Rows from a dataset:
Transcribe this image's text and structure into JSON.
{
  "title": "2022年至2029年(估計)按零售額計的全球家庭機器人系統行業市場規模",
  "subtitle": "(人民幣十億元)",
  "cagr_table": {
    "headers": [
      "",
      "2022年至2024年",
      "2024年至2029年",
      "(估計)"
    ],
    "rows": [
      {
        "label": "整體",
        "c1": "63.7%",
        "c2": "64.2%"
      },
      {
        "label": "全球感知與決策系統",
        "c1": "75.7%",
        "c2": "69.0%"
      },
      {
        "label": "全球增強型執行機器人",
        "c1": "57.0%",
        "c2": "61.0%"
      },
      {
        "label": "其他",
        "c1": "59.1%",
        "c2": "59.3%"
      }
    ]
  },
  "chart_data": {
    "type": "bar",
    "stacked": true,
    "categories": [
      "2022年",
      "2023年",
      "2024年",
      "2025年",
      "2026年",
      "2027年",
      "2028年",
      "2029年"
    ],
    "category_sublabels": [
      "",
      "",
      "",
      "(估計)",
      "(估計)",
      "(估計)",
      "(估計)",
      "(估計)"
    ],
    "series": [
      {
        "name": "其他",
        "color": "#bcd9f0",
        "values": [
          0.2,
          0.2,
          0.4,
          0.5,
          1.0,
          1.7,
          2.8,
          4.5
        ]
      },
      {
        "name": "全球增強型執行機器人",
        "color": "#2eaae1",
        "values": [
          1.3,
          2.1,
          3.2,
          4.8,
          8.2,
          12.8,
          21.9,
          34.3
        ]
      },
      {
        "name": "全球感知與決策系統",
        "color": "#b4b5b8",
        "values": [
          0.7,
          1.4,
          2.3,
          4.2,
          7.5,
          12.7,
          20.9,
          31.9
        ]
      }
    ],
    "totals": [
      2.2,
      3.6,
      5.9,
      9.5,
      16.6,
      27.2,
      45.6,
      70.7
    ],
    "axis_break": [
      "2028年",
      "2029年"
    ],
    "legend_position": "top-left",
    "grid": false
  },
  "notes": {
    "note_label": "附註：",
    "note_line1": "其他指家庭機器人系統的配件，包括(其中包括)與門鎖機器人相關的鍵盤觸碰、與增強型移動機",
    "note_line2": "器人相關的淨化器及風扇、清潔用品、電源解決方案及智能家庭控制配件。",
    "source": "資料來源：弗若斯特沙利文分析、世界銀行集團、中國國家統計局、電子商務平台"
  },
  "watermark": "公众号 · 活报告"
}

* [Work to be completed]:
Write the data out again in full and exactly.

* [Exercise result]:
Transcribe this image's text and structure into JSON.
{
  "title": "2022年至2029年(估計)按零售額計的全球家庭機器人系統行業市場規模",
  "subtitle": "(人民幣十億元)",
  "cagr_table": {
    "headers": [
      "",
      "2022年至2024年",
      "2024年至2029年",
      "(估計)"
    ],
    "rows": [
      {
        "label": "整體",
        "c1": "63.7%",
        "c2": "64.2%"
      },
      {
        "label": "全球感知與決策系統",
        "c1": "75.7%",
        "c2": "69.0%"
      },
      {
        "label": "全球增強型執行機器人",
        "c1": "57.0%",
        "c2": "61.0%"
      },
      {
        "label": "其他",
        "c1": "59.1%",
        "c2": "59.3%"
      }
    ]
  },
  "chart_data": {
    "type": "bar",
    "stacked": true,
    "categories": [
      "2022年",
      "2023年",
      "2024年",
      "2025年",
      "2026年",
      "2027年",
      "2028年",
      "2029年"
    ],
    "category_sublabels": [
      "",
      "",
      "",
      "(估計)",
      "(估計)",
      "(估計)",
      "(估計)",
      "(估計)"
    ],
    "series": [
      {
        "name": "其他",
        "color": "#bcd9f0",
        "values": [
          0.2,
          0.2,
          0.4,
          0.5,
          1.0,
          1.7,
          2.8,
          4.5
        ]
      },
      {
        "name": "全球增強型執行機器人",
        "color": "#2eaae1",
        "values": [
          1.3,
          2.1,
          3.2,
          4.8,
          8.2,
          12.8,
          21.9,
          34.3
        ]
      },
      {
        "name": "全球感知與決策系統",
        "color": "#b4b5b8",
        "values": [
          0.7,
          1.4,
          2.3,
          4.2,
          7.5,
          12.7,
          20.9,
          31.9
        ]
      }
    ],
    "totals": [
      2.2,
      3.6,
      5.9,
      9.5,
      16.6,
      27.2,
      45.6,
      70.7
    ],
    "axis_break": [
      "2028年",
      "2029年"
    ],
    "legend_position": "top-left",
    "grid": false
  },
  "notes": {
    "note_label": "附註：",
    "note_line1": "其他指家庭機器人系統的配件，包括(其中包括)與門鎖機器人相關的鍵盤觸碰、與增強型移動機",
    "note_line2": "器人相關的淨化器及風扇、清潔用品、電源解決方案及智能家庭控制配件。",
    "source": "資料來源：弗若斯特沙利文分析、世界銀行集團、中國國家統計局、電子商務平台"
  },
  "watermark": "公众号 · 活报告"
}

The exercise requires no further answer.